▶ Dataset records:
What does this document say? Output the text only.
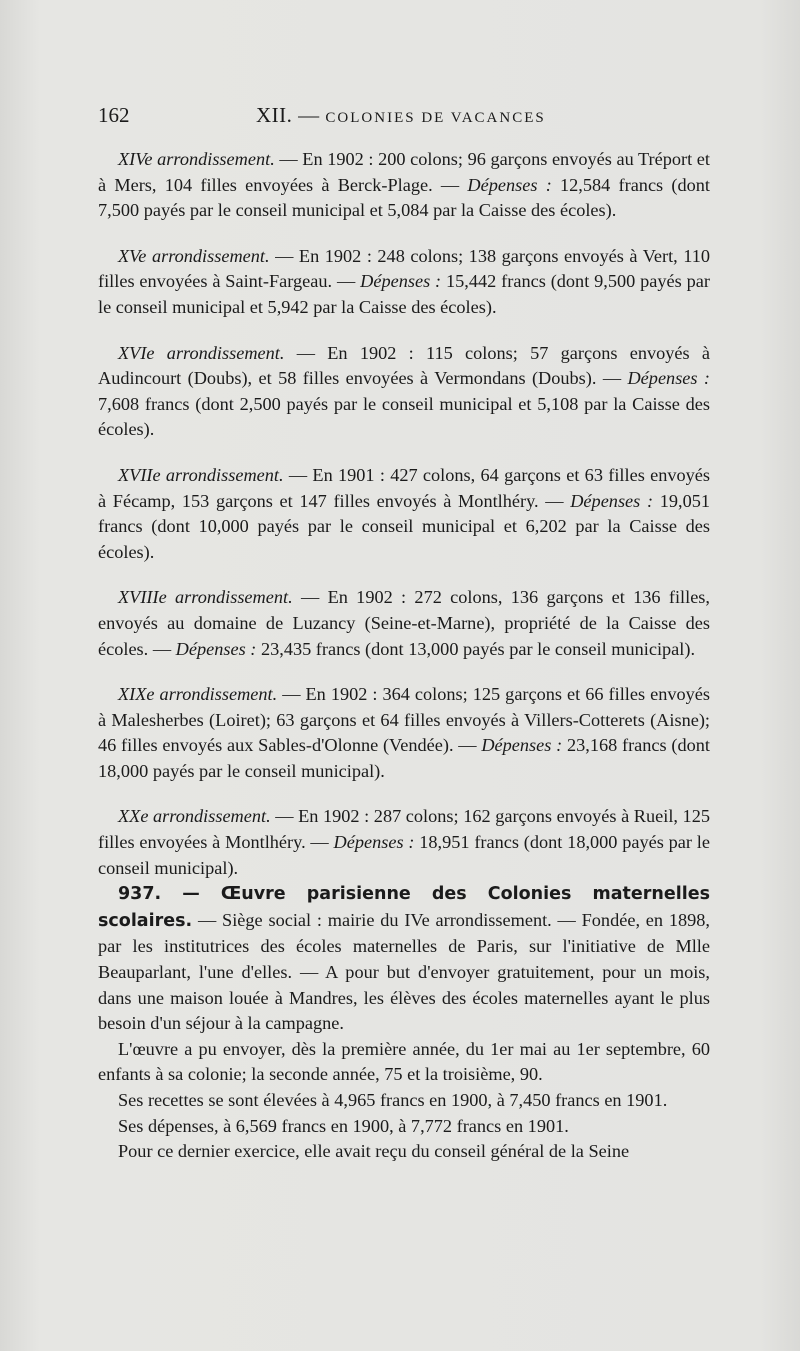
162	XII. — COLONIES DE VACANCES

XIVe arrondissement. — En 1902 : 200 colons; 96 garçons envoyés au Tréport et à Mers, 104 filles envoyées à Berck-Plage. — Dépenses : 12,584 francs (dont 7,500 payés par le conseil municipal et 5,084 par la Caisse des écoles).

XVe arrondissement. — En 1902 : 248 colons; 138 garçons envoyés à Vert, 110 filles envoyées à Saint-Fargeau. — Dépenses : 15,442 francs (dont 9,500 payés par le conseil municipal et 5,942 par la Caisse des écoles).

XVIe arrondissement. — En 1902 : 115 colons; 57 garçons envoyés à Audincourt (Doubs), et 58 filles envoyées à Vermondans (Doubs). — Dépenses : 7,608 francs (dont 2,500 payés par le conseil municipal et 5,108 par la Caisse des écoles).

XVIIe arrondissement. — En 1901 : 427 colons, 64 garçons et 63 filles envoyés à Fécamp, 153 garçons et 147 filles envoyés à Montlhéry. — Dépenses : 19,051 francs (dont 10,000 payés par le conseil municipal et 6,202 par la Caisse des écoles).

XVIIIe arrondissement. — En 1902 : 272 colons, 136 garçons et 136 filles, envoyés au domaine de Luzancy (Seine-et-Marne), propriété de la Caisse des écoles. — Dépenses : 23,435 francs (dont 13,000 payés par le conseil municipal).

XIXe arrondissement. — En 1902 : 364 colons; 125 garçons et 66 filles envoyés à Malesherbes (Loiret); 63 garçons et 64 filles envoyés à Villers-Cotterets (Aisne); 46 filles envoyés aux Sables-d'Olonne (Vendée). — Dépenses : 23,168 francs (dont 18,000 payés par le conseil municipal).

XXe arrondissement. — En 1902 : 287 colons; 162 garçons envoyés à Rueil, 125 filles envoyées à Montlhéry. — Dépenses : 18,951 francs (dont 18,000 payés par le conseil municipal).

937. — Œuvre parisienne des Colonies maternelles scolaires. — Siège social : mairie du IVe arrondissement. — Fondée, en 1898, par les institutrices des écoles maternelles de Paris, sur l'initiative de Mlle Beauparlant, l'une d'elles. — A pour but d'envoyer gratuitement, pour un mois, dans une maison louée à Mandres, les élèves des écoles maternelles ayant le plus besoin d'un séjour à la campagne.

L'œuvre a pu envoyer, dès la première année, du 1er mai au 1er septembre, 60 enfants à sa colonie; la seconde année, 75 et la troisième, 90.

Ses recettes se sont élevées à 4,965 francs en 1900, à 7,450 francs en 1901.

Ses dépenses, à 6,569 francs en 1900, à 7,772 francs en 1901.

Pour ce dernier exercice, elle avait reçu du conseil général de la Seine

▶ The exercise:
Search the entries for the word "Caisse", then list each line that holds it.

▶ Completed exercise:
XIVe arrondissement. — En 1902 : 200 colons; 96 garçons envoyés au Tréport et à Mers, 104 filles envoyées à Berck-Plage. — Dépenses : 12,584 francs (dont 7,500 payés par le conseil municipal et 5,084 par la Caisse des écoles).
XVe arrondissement. — En 1902 : 248 colons; 138 garçons envoyés à Vert, 110 filles envoyées à Saint-Fargeau. — Dépenses : 15,442 francs (dont 9,500 payés par le conseil municipal et 5,942 par la Caisse des écoles).
XVIe arrondissement. — En 1902 : 115 colons; 57 garçons envoyés à Audincourt (Doubs), et 58 filles envoyées à Vermondans (Doubs). — Dépenses : 7,608 francs (dont 2,500 payés par le conseil municipal et 5,108 par la Caisse des écoles).
XVIIe arrondissement. — En 1901 : 427 colons, 64 garçons et 63 filles envoyés à Fécamp, 153 garçons et 147 filles envoyés à Montlhéry. — Dépenses : 19,051 francs (dont 10,000 payés par le conseil municipal et 6,202 par la Caisse des écoles).
XVIIIe arrondissement. — En 1902 : 272 colons, 136 garçons et 136 filles, envoyés au domaine de Luzancy (Seine-et-Marne), propriété de la Caisse des écoles. — Dépenses : 23,435 francs (dont 13,000 payés par le conseil municipal).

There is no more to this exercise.